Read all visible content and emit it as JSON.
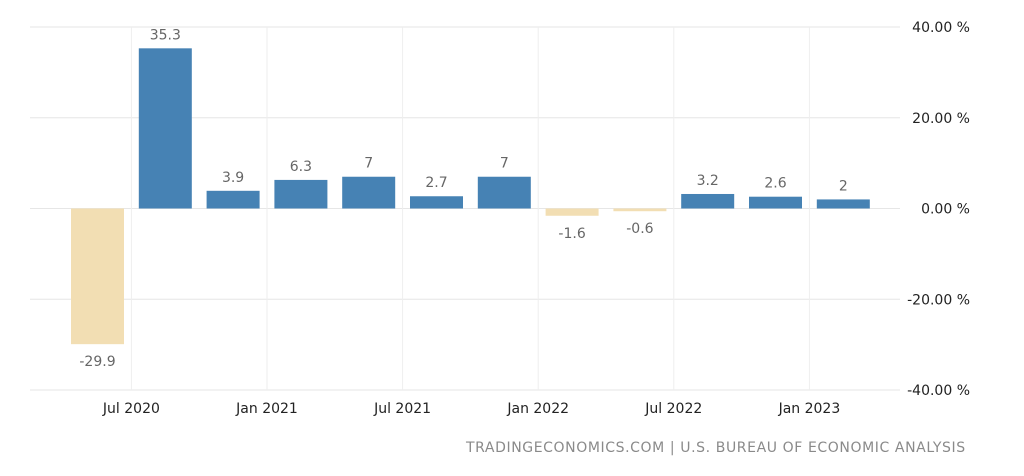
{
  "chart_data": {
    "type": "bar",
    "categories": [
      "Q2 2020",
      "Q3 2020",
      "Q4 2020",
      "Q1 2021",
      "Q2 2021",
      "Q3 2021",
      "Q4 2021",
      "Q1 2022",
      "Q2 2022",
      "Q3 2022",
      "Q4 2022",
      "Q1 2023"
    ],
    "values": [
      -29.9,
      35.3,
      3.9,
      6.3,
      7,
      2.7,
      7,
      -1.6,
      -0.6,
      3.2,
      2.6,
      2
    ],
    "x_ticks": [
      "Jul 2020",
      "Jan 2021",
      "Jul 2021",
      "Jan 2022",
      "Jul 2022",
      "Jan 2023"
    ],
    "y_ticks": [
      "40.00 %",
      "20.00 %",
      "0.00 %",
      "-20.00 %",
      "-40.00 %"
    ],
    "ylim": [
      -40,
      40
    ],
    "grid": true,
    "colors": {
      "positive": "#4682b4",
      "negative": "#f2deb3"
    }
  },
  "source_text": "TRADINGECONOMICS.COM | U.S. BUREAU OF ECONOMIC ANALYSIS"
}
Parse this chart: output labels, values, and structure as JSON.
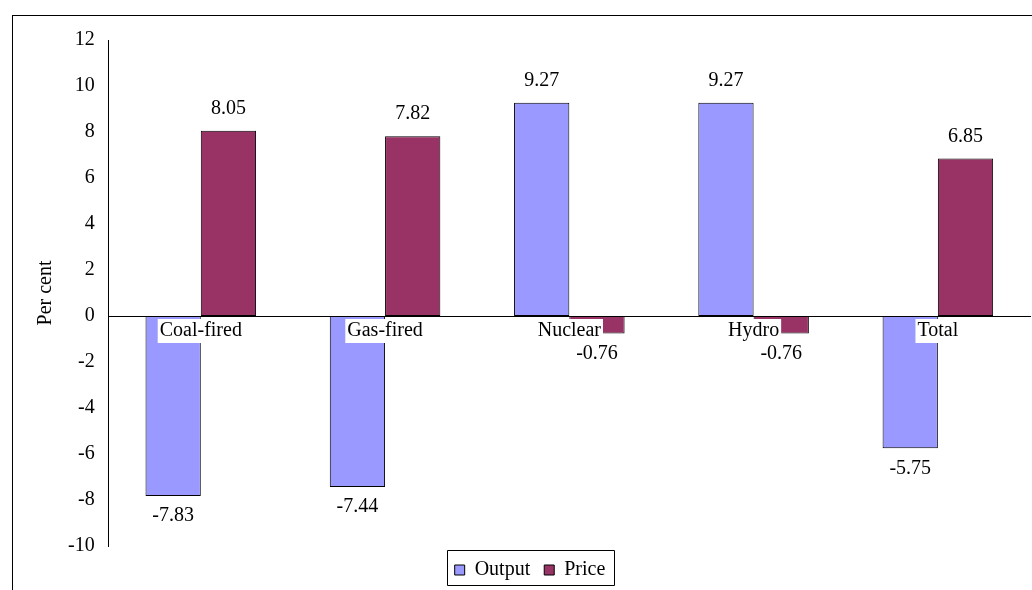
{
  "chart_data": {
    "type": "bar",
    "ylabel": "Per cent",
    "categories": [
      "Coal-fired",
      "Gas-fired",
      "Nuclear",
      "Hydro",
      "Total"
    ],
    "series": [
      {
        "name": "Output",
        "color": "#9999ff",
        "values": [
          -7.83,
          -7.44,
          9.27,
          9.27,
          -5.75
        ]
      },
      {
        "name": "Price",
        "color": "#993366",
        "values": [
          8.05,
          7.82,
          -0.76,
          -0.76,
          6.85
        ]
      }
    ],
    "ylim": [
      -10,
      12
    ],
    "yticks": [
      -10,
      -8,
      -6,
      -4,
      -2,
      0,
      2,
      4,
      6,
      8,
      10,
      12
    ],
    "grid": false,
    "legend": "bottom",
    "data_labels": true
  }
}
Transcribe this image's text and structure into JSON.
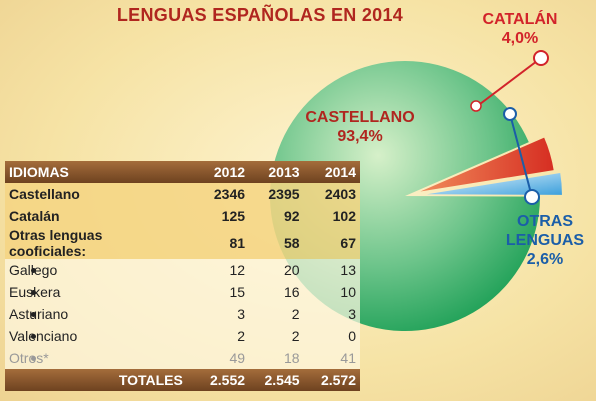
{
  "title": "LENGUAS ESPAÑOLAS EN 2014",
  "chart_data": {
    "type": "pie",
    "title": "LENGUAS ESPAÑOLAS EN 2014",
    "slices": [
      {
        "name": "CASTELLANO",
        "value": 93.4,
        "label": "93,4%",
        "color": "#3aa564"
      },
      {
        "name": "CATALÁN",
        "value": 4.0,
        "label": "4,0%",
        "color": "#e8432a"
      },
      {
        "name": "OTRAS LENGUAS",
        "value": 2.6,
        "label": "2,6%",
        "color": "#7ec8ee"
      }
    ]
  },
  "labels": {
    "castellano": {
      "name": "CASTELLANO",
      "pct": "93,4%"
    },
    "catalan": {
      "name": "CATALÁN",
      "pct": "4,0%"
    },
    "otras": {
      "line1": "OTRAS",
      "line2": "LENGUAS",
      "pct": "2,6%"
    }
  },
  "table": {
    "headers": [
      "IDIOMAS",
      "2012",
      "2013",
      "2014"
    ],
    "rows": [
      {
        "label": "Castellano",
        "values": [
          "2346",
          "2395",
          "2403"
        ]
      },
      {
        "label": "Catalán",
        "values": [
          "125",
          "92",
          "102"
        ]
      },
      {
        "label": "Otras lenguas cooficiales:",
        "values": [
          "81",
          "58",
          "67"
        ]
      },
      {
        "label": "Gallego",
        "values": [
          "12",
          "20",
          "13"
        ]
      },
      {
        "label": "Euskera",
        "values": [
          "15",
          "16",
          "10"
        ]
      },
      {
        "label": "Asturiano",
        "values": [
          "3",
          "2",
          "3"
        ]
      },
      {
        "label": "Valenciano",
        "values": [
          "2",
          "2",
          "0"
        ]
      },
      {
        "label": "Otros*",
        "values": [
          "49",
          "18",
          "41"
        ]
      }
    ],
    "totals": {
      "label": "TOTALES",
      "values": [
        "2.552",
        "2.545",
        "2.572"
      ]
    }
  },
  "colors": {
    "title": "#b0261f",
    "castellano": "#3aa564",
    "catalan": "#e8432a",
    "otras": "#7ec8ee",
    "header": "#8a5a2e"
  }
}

**Goal:** Find the string "title" in the entries above and return each line that holds it.

**Answer below:**
  "title": "LENGUAS ESPAÑOLAS EN 2014",
    "title": "LENGUAS ESPAÑOLAS EN 2014",
    "title": "#b0261f",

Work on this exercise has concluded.